> EXERCISE OBJECTIVE:
Return, from the listing below, each line where the word "concentration" appears.

◆ ◆ ◆

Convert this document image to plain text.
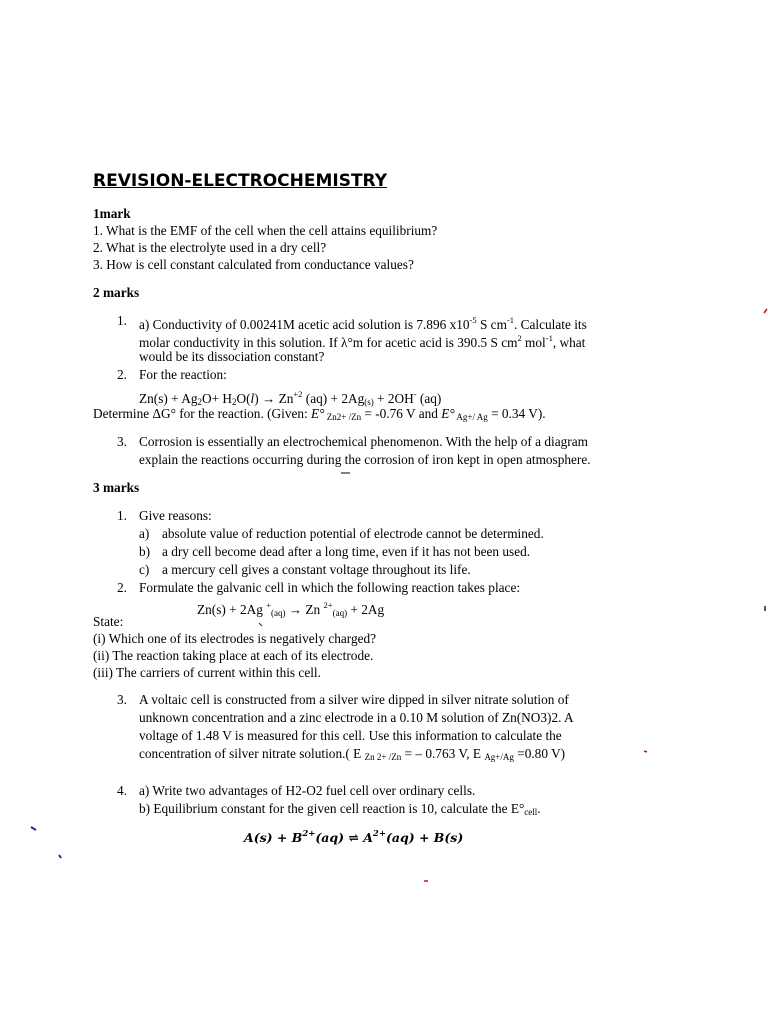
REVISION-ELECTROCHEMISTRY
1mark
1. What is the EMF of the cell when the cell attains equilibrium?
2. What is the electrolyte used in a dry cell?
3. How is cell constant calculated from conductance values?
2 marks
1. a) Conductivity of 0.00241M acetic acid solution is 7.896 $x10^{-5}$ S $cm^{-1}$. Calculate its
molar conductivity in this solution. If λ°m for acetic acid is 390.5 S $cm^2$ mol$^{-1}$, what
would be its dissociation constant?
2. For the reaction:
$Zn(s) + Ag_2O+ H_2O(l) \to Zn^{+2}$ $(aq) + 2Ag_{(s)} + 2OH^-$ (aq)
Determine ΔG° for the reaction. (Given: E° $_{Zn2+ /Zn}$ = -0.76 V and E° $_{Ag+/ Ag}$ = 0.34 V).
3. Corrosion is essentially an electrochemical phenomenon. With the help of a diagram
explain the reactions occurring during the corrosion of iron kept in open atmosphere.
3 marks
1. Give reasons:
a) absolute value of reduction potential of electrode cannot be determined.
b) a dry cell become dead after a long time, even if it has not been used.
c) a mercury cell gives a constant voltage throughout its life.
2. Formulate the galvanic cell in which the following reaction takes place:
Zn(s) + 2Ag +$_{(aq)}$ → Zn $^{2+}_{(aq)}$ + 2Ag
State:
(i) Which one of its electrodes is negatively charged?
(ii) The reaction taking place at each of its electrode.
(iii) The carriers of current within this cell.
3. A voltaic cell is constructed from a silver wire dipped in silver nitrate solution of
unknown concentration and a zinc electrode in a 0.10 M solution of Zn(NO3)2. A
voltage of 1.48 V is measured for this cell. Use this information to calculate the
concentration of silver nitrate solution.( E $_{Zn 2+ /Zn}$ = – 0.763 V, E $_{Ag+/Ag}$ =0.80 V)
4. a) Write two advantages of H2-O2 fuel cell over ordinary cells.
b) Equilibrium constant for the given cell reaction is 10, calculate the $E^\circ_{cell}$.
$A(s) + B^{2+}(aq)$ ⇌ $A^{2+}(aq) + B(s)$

◆ ◆ ◆

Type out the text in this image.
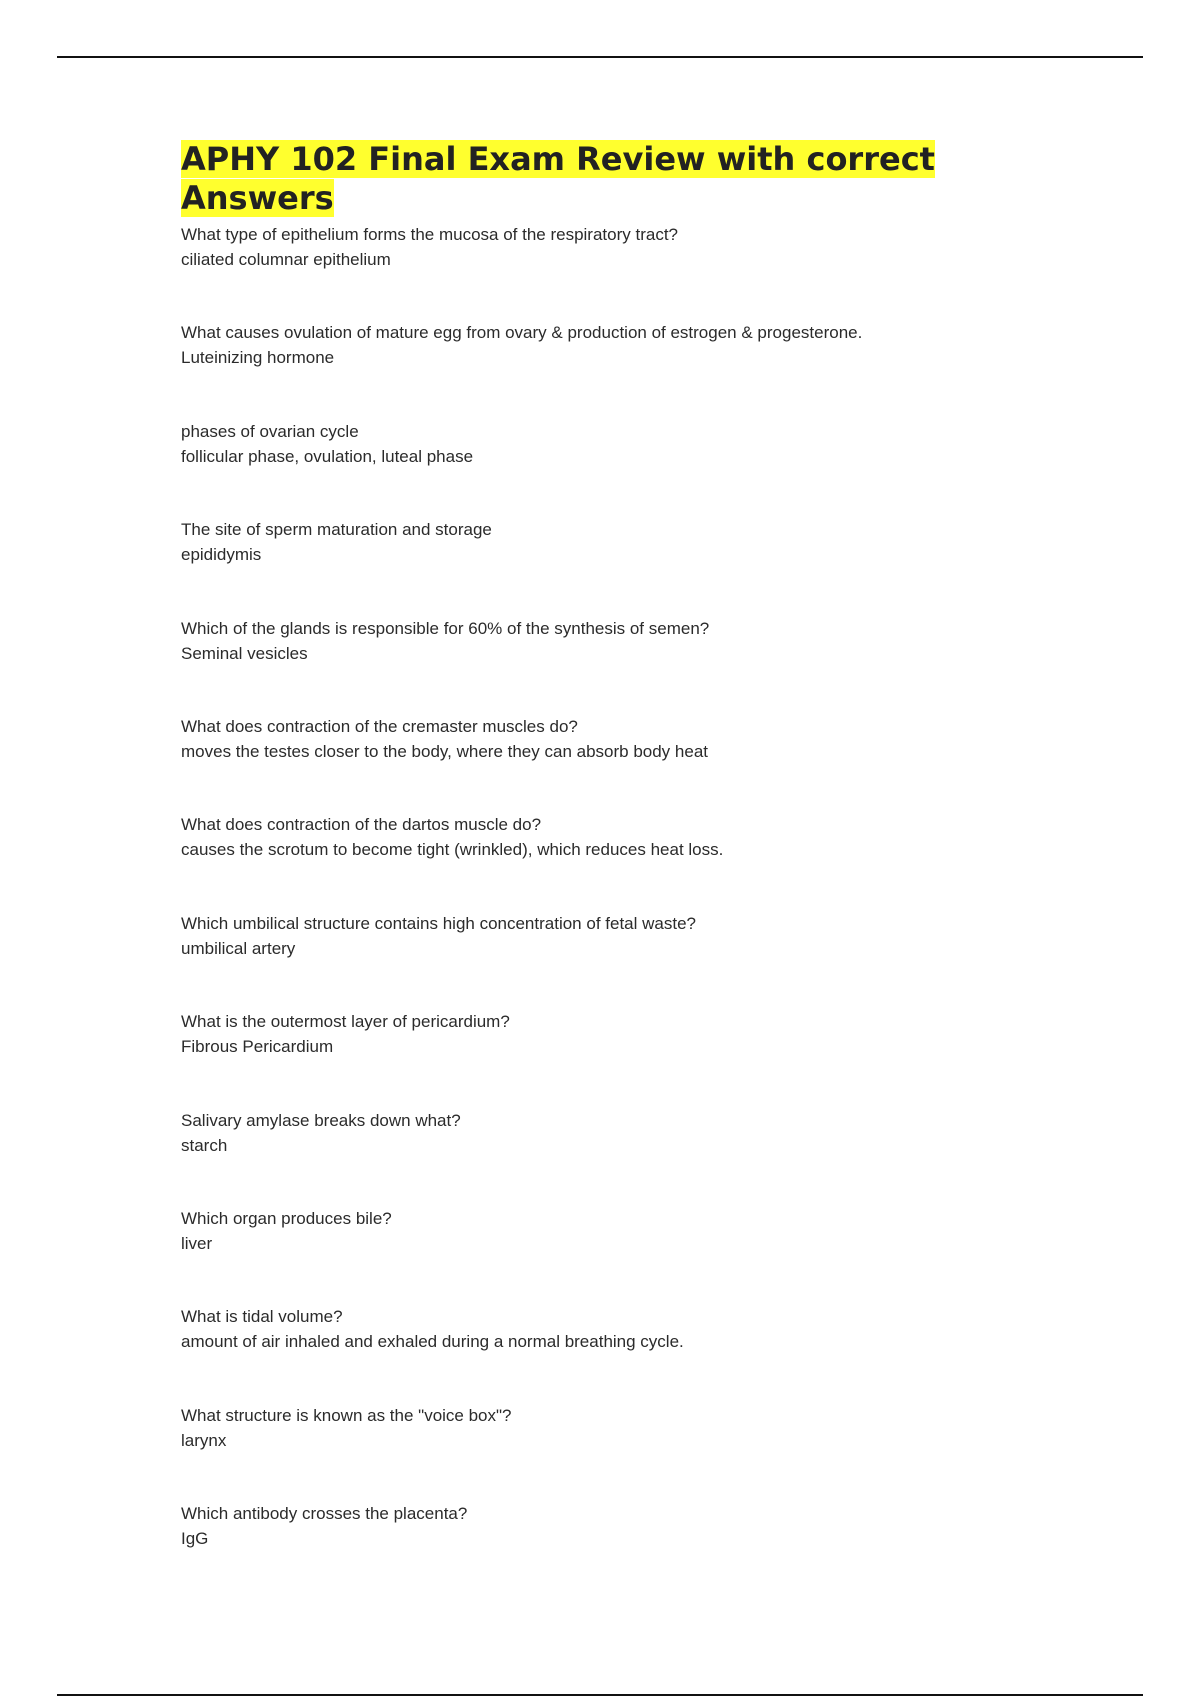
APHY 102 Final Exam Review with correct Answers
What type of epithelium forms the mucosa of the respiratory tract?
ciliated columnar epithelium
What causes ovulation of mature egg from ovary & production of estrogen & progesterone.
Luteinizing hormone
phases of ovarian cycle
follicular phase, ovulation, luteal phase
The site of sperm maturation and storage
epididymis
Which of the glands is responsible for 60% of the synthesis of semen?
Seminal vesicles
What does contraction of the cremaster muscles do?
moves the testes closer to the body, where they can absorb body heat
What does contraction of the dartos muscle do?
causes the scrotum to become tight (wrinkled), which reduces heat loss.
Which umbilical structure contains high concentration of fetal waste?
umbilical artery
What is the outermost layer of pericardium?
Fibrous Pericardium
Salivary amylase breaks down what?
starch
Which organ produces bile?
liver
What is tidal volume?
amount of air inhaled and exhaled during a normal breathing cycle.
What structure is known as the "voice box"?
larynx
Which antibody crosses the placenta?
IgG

◆ ◆ ◆

> TASK OUTPUT:
unknown concentration and a zinc electrode in a 0.10 M solution of Zn(NO3)2. A
concentration of silver nitrate solution.( E $_{Zn 2+ /Zn}$ = – 0.763 V, E $_{Ag+/Ag}$ =0.80 V)
Which umbilical structure contains high concentration of fetal waste?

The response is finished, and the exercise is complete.